→ **Schriftliche Aufgabe**: Überführe bitte alle folgenden Einträge in eine Markdown-Tabelle mit den Spalten „Zeile“ für die fortlaufende Nummer und „Inhalt“ für den jeweiligen Eintrag. Leerzeilen lässt du weg.

┌──

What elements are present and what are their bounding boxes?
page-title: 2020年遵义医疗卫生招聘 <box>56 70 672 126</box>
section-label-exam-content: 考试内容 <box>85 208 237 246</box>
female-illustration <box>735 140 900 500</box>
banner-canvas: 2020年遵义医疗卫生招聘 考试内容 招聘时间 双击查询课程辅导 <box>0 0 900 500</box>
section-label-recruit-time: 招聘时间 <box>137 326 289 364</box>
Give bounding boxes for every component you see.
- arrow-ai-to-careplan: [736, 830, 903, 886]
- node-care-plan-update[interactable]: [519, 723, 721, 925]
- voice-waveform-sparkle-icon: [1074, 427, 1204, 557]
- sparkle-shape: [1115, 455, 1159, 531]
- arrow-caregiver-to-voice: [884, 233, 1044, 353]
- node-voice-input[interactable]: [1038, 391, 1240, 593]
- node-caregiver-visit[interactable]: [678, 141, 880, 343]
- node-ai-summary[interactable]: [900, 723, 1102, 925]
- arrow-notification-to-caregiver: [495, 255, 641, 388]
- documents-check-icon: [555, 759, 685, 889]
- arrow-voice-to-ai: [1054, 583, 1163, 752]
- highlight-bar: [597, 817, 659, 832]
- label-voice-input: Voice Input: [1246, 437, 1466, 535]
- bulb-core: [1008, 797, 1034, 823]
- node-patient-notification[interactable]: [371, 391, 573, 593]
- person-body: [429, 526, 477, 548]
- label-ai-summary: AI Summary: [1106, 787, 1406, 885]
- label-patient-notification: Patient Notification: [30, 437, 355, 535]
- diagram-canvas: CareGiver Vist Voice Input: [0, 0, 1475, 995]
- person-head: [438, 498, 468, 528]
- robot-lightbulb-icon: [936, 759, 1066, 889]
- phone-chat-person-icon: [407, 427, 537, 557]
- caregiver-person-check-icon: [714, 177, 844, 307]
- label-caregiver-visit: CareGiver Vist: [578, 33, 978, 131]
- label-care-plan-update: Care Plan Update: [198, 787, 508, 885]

└──

→ **Fertige Antwort**:
| Zeile | Inhalt |
|---|---|
| 1 | What elements are present and what are their bounding boxes? |
| 2 | page-title: 2020年遵义医疗卫生招聘 <box>56 70 672 126</box> |
| 3 | section-label-exam-content: 考试内容 <box>85 208 237 246</box> |
| 4 | female-illustration <box>735 140 900 500</box> |
| 5 | banner-canvas: 2020年遵义医疗卫生招聘 考试内容 招聘时间 双击查询课程辅导 <box>0 0 900 500</box> |
| 6 | section-label-recruit-time: 招聘时间 <box>137 326 289 364</box> |
| 7 | Give bounding boxes for every component you see. |
| 8 | - arrow-ai-to-careplan: [736, 830, 903, 886] |
| 9 | - node-care-plan-update[interactable]: [519, 723, 721, 925] |
| 10 | - voice-waveform-sparkle-icon: [1074, 427, 1204, 557] |
| 11 | - sparkle-shape: [1115, 455, 1159, 531] |
| 12 | - arrow-caregiver-to-voice: [884, 233, 1044, 353] |
| 13 | - node-voice-input[interactable]: [1038, 391, 1240, 593] |
| 14 | - node-caregiver-visit[interactable]: [678, 141, 880, 343] |
| 15 | - node-ai-summary[interactable]: [900, 723, 1102, 925] |
| 16 | - arrow-notification-to-caregiver: [495, 255, 641, 388] |
| 17 | - documents-check-icon: [555, 759, 685, 889] |
| 18 | - arrow-voice-to-ai: [1054, 583, 1163, 752] |
| 19 | - highlight-bar: [597, 817, 659, 832] |
| 20 | - label-voice-input: Voice Input: [1246, 437, 1466, 535] |
| 21 | - bulb-core: [1008, 797, 1034, 823] |
| 22 | - node-patient-notification[interactable]: [371, 391, 573, 593] |
| 23 | - person-body: [429, 526, 477, 548] |
| 24 | - label-ai-summary: AI Summary: [1106, 787, 1406, 885] |
| 25 | - label-patient-notification: Patient Notification: [30, 437, 355, 535] |
| 26 | - diagram-canvas: CareGiver Vist Voice Input: [0, 0, 1475, 995] |
| 27 | - person-head: [438, 498, 468, 528] |
| 28 | - robot-lightbulb-icon: [936, 759, 1066, 889] |
| 29 | - phone-chat-person-icon: [407, 427, 537, 557] |
| 30 | - caregiver-person-check-icon: [714, 177, 844, 307] |
| 31 | - label-caregiver-visit: CareGiver Vist: [578, 33, 978, 131] |
| 32 | - label-care-plan-update: Care Plan Update: [198, 787, 508, 885] |